As far as silicon goes, I think I crossed terms and confused silicon (no 'e') with silicone, believing that parchment paper was treated with harmless silicon (no 'e') ...well, I guess I sit humbly corrected now that you point out that it is silicone that is on/in parchment paper.  I have no clue whether it is good or not, but personally, I very much doubt that silicone treated paper is an issue and I will continue to use it ...until I use up my parchment paper and try the Quilon treated products next.  I'm curious how they perform differently with bread baking in particular.


Again, thanks!  I think we're in good shape across the board from what I can see!


Brian


 

SteveB's picture
SteveB

I would encourage anyone interested or concerned about Quilon® safety to get their information from sources that don't have a commercial interest in the sale of Quilon-based products.


SteveB


http://www.breadcetera.com


 

Mini Oven's picture
Mini Oven

using a larger size piece of parchment and closing it up with folds around the loaf (leaving room for expansion naturally) to trap in steam?  Sort of baking in a paper bag? 


 

Janknitz's picture
Janknitz

I ordered a Super Peel and I'm waiting for it to come.   I hope it works as promised.


One of the selling points for me was no waste.  No burnt paper and the flour/cornmeal/etc. will be minimized. 


I'm doing a lot of artisan style breads at high temps.  We have no vent over the oven and the particulates from the grains and parchments used to "lubricate" the bread from peel to stone were bothering my asthma.  While the super peel still needs flour, it seems like less--hoping so.


I did not like baking at these high temps with parchment.  The parchment defintely gets "crispy" and if it truly is impregnated silicone --could that be aresolized in the process?

Rosalie's picture
Rosalie

I bought a couple Silpats for baking cookies.  I also bought a Roulpat for kneading and rolling dough.  The Roulpat is large and awkward, though I'd use it for pie crusts.  But for the small quantities of dough I knead (and occasionally roll for things like pita and crackers), the Silpats are perfect.  I store them between cookie sheets.  Clean up is a quick washup and rinse, followed by rolling it in a dishtowel; then I put them someplace out of the way so they can finish drying (like on an oven shelf) before I put them away.  The Roulpat is stored rolled up around the rolling pin.


Baking?  Sometimes.  But I like my nonstick cookie sheets better.


Rosalie


 

xaipete's picture
xaipete

I did the crackers on a silpat (rolled them out and baked them) and it worked great. I have two of them although one is not in the best shape owing to the fact that my husband cut the bar cookies that I made in a 1/2 sheet pan when they were still in the pan and the silpat was on the bottom. It still works but is too fragile for rolling out on now.



--Pamela

ejm's picture
ejm

Don't they say not to use a damaged silpat because of the fiberglass?


Aha!! Yes. Here it is on the Silpat site:




  • Do not use scrapers or brushes to clean SILPAT.

  • Never cut the SILPAT or cut ON the SILPAT.

(Document layout analysis data)
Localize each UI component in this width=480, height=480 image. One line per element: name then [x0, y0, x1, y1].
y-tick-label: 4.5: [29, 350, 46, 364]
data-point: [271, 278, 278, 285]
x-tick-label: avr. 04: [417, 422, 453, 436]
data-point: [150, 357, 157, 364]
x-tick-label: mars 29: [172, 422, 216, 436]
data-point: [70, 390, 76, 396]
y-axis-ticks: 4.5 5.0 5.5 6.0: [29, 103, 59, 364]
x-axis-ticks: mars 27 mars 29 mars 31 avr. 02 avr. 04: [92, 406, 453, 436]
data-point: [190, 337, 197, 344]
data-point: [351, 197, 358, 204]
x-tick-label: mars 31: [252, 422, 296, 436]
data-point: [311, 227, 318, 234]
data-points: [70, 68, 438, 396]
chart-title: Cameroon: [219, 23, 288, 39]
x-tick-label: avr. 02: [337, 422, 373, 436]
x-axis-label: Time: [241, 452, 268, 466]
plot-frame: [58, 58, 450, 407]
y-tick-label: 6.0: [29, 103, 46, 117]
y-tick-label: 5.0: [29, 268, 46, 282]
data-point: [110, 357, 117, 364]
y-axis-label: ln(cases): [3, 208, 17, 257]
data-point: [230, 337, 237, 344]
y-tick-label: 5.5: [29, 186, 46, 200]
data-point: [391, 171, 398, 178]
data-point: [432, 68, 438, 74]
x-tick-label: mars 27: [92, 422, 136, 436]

Assignment
Retype the forum thread about parchment paper and silpats from "Janknitz's picture" up to and including "will be minimized.". The rows come from a different source than the text.

Exercise output
Janknitz's picture
Janknitz

I ordered a Super Peel and I'm waiting for it to come.   I hope it works as promised.


One of the selling points for me was no waste.  No burnt paper and the flour/cornmeal/etc. will be minimized.